_Stated goal_.
Look for the string "always" in the lines and copy each line that has it.

(Data records)
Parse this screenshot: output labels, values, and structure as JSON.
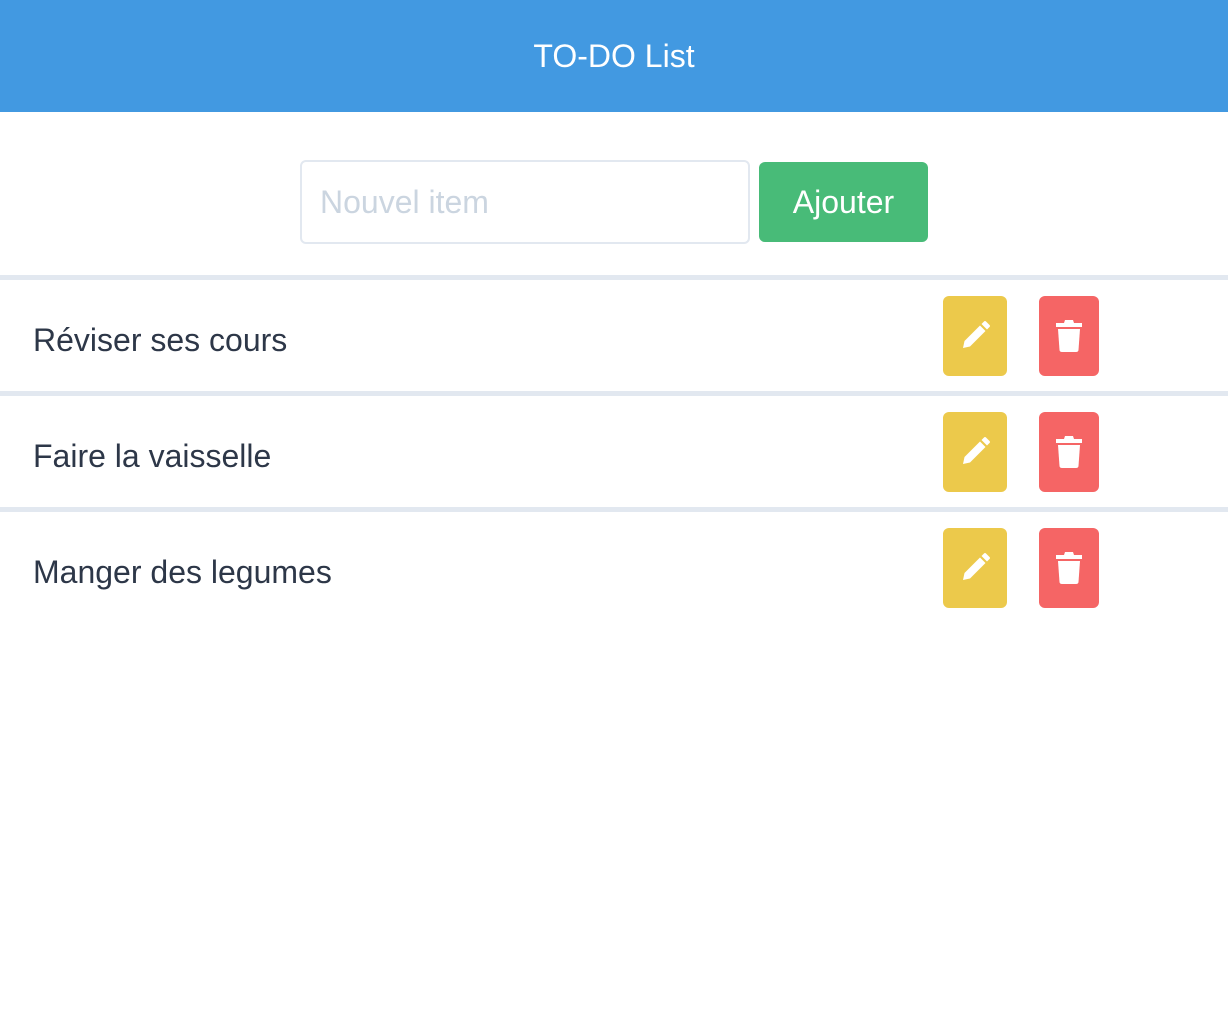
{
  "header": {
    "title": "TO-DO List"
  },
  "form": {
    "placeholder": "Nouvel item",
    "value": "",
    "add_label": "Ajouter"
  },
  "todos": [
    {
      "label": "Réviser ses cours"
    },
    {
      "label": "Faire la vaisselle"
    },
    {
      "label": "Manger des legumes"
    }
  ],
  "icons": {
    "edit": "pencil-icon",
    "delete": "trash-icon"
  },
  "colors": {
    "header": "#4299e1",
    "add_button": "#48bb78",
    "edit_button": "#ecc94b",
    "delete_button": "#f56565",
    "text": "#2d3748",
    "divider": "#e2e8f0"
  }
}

...

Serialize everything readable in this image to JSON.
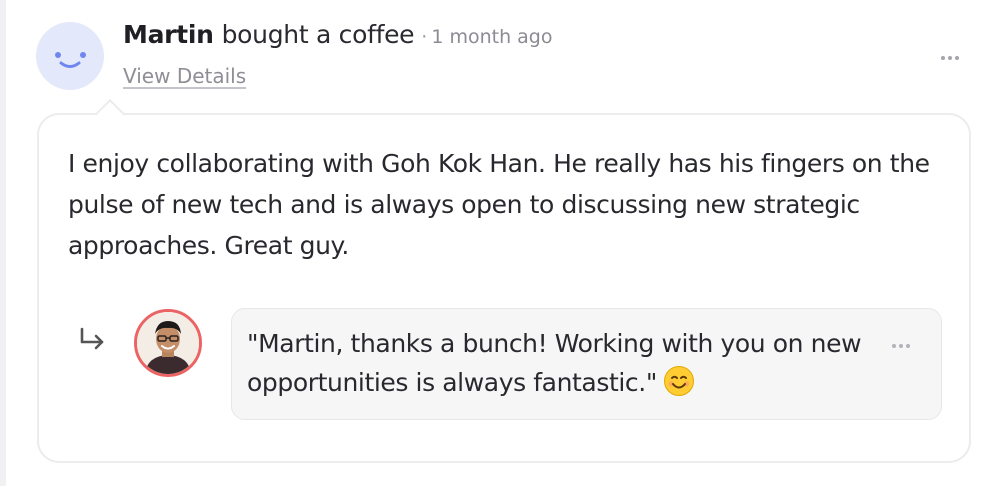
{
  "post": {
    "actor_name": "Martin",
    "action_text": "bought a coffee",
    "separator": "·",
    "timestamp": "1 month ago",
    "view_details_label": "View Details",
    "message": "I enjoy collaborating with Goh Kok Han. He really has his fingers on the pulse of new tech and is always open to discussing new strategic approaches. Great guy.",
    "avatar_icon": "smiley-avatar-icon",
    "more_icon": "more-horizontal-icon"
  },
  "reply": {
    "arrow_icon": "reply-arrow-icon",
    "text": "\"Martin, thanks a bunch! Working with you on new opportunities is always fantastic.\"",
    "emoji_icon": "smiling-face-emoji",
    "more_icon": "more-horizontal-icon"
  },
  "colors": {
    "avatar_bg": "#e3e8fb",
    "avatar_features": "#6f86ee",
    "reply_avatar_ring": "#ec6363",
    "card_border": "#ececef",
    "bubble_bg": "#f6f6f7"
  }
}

_Written answer_.
    "message": "I enjoy collaborating with Goh Kok Han. He really has his fingers on the pulse of new tech and is always open to discussing new strategic approaches. Great guy.",
    "text": "\"Martin, thanks a bunch! Working with you on new opportunities is always fantastic.\"",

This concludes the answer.